DIRECTIONS – Every record here should be printed again exactly.

Items listed in a dataset –
* begin *

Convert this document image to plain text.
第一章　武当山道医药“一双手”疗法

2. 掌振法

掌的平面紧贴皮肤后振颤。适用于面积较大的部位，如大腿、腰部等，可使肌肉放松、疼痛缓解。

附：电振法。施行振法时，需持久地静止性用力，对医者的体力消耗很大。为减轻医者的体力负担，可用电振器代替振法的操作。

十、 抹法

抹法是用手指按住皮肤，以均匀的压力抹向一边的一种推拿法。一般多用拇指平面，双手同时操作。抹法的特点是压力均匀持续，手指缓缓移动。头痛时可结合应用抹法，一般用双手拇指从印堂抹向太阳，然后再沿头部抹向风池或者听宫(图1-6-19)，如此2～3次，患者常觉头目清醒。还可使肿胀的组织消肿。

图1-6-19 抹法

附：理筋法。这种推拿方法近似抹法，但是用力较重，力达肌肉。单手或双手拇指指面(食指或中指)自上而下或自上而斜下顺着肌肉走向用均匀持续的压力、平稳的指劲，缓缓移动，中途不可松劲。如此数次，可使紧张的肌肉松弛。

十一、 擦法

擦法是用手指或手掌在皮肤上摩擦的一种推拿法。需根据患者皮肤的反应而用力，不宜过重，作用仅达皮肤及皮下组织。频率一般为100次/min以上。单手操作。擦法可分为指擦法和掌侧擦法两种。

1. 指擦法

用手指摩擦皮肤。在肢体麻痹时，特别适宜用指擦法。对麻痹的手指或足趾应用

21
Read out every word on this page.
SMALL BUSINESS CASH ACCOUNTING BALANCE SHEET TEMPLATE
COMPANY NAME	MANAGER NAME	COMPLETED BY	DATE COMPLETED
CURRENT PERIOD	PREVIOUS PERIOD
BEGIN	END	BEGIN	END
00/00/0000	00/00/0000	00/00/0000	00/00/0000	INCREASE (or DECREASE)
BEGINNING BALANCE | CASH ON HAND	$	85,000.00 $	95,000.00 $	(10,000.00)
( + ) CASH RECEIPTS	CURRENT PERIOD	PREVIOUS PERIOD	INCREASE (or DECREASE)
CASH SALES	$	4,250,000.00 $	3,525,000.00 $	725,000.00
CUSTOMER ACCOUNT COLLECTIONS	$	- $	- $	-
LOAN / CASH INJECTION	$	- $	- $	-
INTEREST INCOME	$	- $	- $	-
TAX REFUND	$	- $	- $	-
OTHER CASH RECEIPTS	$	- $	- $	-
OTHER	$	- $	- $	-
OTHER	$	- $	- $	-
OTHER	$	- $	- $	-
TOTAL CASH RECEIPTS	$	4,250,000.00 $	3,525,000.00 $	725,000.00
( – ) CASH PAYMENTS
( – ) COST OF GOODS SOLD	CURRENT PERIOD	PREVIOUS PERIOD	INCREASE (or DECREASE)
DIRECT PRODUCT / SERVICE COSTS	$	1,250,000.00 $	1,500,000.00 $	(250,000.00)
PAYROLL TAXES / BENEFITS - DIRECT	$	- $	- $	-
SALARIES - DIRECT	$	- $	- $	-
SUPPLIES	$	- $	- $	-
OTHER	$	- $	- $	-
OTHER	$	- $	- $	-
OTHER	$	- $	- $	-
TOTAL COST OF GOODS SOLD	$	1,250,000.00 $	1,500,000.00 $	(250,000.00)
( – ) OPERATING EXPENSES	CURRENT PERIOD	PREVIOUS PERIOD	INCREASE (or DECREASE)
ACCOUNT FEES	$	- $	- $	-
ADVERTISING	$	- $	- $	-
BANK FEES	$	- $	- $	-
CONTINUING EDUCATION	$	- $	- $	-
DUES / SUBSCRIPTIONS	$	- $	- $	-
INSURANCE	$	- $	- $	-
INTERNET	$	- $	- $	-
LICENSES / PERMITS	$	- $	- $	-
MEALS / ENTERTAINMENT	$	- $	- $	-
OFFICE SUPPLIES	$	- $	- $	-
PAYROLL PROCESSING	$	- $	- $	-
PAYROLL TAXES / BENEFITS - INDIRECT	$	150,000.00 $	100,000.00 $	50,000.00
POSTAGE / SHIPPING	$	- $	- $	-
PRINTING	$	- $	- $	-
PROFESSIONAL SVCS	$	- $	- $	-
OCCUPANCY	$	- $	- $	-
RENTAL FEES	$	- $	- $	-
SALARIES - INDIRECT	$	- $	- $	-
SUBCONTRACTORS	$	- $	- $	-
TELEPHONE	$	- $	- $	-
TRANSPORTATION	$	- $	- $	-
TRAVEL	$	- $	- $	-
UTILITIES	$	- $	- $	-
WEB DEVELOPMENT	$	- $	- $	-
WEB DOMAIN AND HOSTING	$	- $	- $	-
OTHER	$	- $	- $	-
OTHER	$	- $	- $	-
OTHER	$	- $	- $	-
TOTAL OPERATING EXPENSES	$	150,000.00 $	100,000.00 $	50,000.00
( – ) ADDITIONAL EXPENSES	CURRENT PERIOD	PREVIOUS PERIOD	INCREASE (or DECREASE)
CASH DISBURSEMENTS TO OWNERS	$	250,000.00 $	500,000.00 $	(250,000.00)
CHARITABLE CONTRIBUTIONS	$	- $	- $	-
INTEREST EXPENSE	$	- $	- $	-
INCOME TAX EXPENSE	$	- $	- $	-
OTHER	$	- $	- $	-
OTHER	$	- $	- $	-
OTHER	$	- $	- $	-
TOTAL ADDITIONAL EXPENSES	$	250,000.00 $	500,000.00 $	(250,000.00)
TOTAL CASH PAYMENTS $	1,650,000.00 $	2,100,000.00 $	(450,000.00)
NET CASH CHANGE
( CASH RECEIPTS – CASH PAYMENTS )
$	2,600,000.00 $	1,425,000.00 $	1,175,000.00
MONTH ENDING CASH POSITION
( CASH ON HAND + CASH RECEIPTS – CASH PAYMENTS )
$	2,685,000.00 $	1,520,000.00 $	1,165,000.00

* end *

REPLY TO THE EXERCISE –
Convert this document image to plain text.
第一章　武当山道医药“一双手”疗法

2. 掌振法

掌的平面紧贴皮肤后振颤。适用于面积较大的部位，如大腿、腰部等，可使肌肉放松、疼痛缓解。

附：电振法。施行振法时，需持久地静止性用力，对医者的体力消耗很大。为减轻医者的体力负担，可用电振器代替振法的操作。

十、 抹法

抹法是用手指按住皮肤，以均匀的压力抹向一边的一种推拿法。一般多用拇指平面，双手同时操作。抹法的特点是压力均匀持续，手指缓缓移动。头痛时可结合应用抹法，一般用双手拇指从印堂抹向太阳，然后再沿头部抹向风池或者听宫(图1-6-19)，如此2～3次，患者常觉头目清醒。还可使肿胀的组织消肿。

图1-6-19 抹法

附：理筋法。这种推拿方法近似抹法，但是用力较重，力达肌肉。单手或双手拇指指面(食指或中指)自上而下或自上而斜下顺着肌肉走向用均匀持续的压力、平稳的指劲，缓缓移动，中途不可松劲。如此数次，可使紧张的肌肉松弛。

十一、 擦法

擦法是用手指或手掌在皮肤上摩擦的一种推拿法。需根据患者皮肤的反应而用力，不宜过重，作用仅达皮肤及皮下组织。频率一般为100次/min以上。单手操作。擦法可分为指擦法和掌侧擦法两种。

1. 指擦法

用手指摩擦皮肤。在肢体麻痹时，特别适宜用指擦法。对麻痹的手指或足趾应用

21
Read out every word on this page.
SMALL BUSINESS CASH ACCOUNTING BALANCE SHEET TEMPLATE
COMPANY NAME	MANAGER NAME	COMPLETED BY	DATE COMPLETED
CURRENT PERIOD	PREVIOUS PERIOD
BEGIN	END	BEGIN	END
00/00/0000	00/00/0000	00/00/0000	00/00/0000	INCREASE (or DECREASE)
BEGINNING BALANCE | CASH ON HAND	$	85,000.00 $	95,000.00 $	(10,000.00)
( + ) CASH RECEIPTS	CURRENT PERIOD	PREVIOUS PERIOD	INCREASE (or DECREASE)
CASH SALES	$	4,250,000.00 $	3,525,000.00 $	725,000.00
CUSTOMER ACCOUNT COLLECTIONS	$	- $	- $	-
LOAN / CASH INJECTION	$	- $	- $	-
INTEREST INCOME	$	- $	- $	-
TAX REFUND	$	- $	- $	-
OTHER CASH RECEIPTS	$	- $	- $	-
OTHER	$	- $	- $	-
OTHER	$	- $	- $	-
OTHER	$	- $	- $	-
TOTAL CASH RECEIPTS	$	4,250,000.00 $	3,525,000.00 $	725,000.00
( – ) CASH PAYMENTS
( – ) COST OF GOODS SOLD	CURRENT PERIOD	PREVIOUS PERIOD	INCREASE (or DECREASE)
DIRECT PRODUCT / SERVICE COSTS	$	1,250,000.00 $	1,500,000.00 $	(250,000.00)
PAYROLL TAXES / BENEFITS - DIRECT	$	- $	- $	-
SALARIES - DIRECT	$	- $	- $	-
SUPPLIES	$	- $	- $	-
OTHER	$	- $	- $	-
OTHER	$	- $	- $	-
OTHER	$	- $	- $	-
TOTAL COST OF GOODS SOLD	$	1,250,000.00 $	1,500,000.00 $	(250,000.00)
( – ) OPERATING EXPENSES	CURRENT PERIOD	PREVIOUS PERIOD	INCREASE (or DECREASE)
ACCOUNT FEES	$	- $	- $	-
ADVERTISING	$	- $	- $	-
BANK FEES	$	- $	- $	-
CONTINUING EDUCATION	$	- $	- $	-
DUES / SUBSCRIPTIONS	$	- $	- $	-
INSURANCE	$	- $	- $	-
INTERNET	$	- $	- $	-
LICENSES / PERMITS	$	- $	- $	-
MEALS / ENTERTAINMENT	$	- $	- $	-
OFFICE SUPPLIES	$	- $	- $	-
PAYROLL PROCESSING	$	- $	- $	-
PAYROLL TAXES / BENEFITS - INDIRECT	$	150,000.00 $	100,000.00 $	50,000.00
POSTAGE / SHIPPING	$	- $	- $	-
PRINTING	$	- $	- $	-
PROFESSIONAL SVCS	$	- $	- $	-
OCCUPANCY	$	- $	- $	-
RENTAL FEES	$	- $	- $	-
SALARIES - INDIRECT	$	- $	- $	-
SUBCONTRACTORS	$	- $	- $	-
TELEPHONE	$	- $	- $	-
TRANSPORTATION	$	- $	- $	-
TRAVEL	$	- $	- $	-
UTILITIES	$	- $	- $	-
WEB DEVELOPMENT	$	- $	- $	-
WEB DOMAIN AND HOSTING	$	- $	- $	-
OTHER	$	- $	- $	-
OTHER	$	- $	- $	-
OTHER	$	- $	- $	-
TOTAL OPERATING EXPENSES	$	150,000.00 $	100,000.00 $	50,000.00
( – ) ADDITIONAL EXPENSES	CURRENT PERIOD	PREVIOUS PERIOD	INCREASE (or DECREASE)
CASH DISBURSEMENTS TO OWNERS	$	250,000.00 $	500,000.00 $	(250,000.00)
CHARITABLE CONTRIBUTIONS	$	- $	- $	-
INTEREST EXPENSE	$	- $	- $	-
INCOME TAX EXPENSE	$	- $	- $	-
OTHER	$	- $	- $	-
OTHER	$	- $	- $	-
OTHER	$	- $	- $	-
TOTAL ADDITIONAL EXPENSES	$	250,000.00 $	500,000.00 $	(250,000.00)
TOTAL CASH PAYMENTS $	1,650,000.00 $	2,100,000.00 $	(450,000.00)
NET CASH CHANGE
( CASH RECEIPTS – CASH PAYMENTS )
$	2,600,000.00 $	1,425,000.00 $	1,175,000.00
MONTH ENDING CASH POSITION
( CASH ON HAND + CASH RECEIPTS – CASH PAYMENTS )
$	2,685,000.00 $	1,520,000.00 $	1,165,000.00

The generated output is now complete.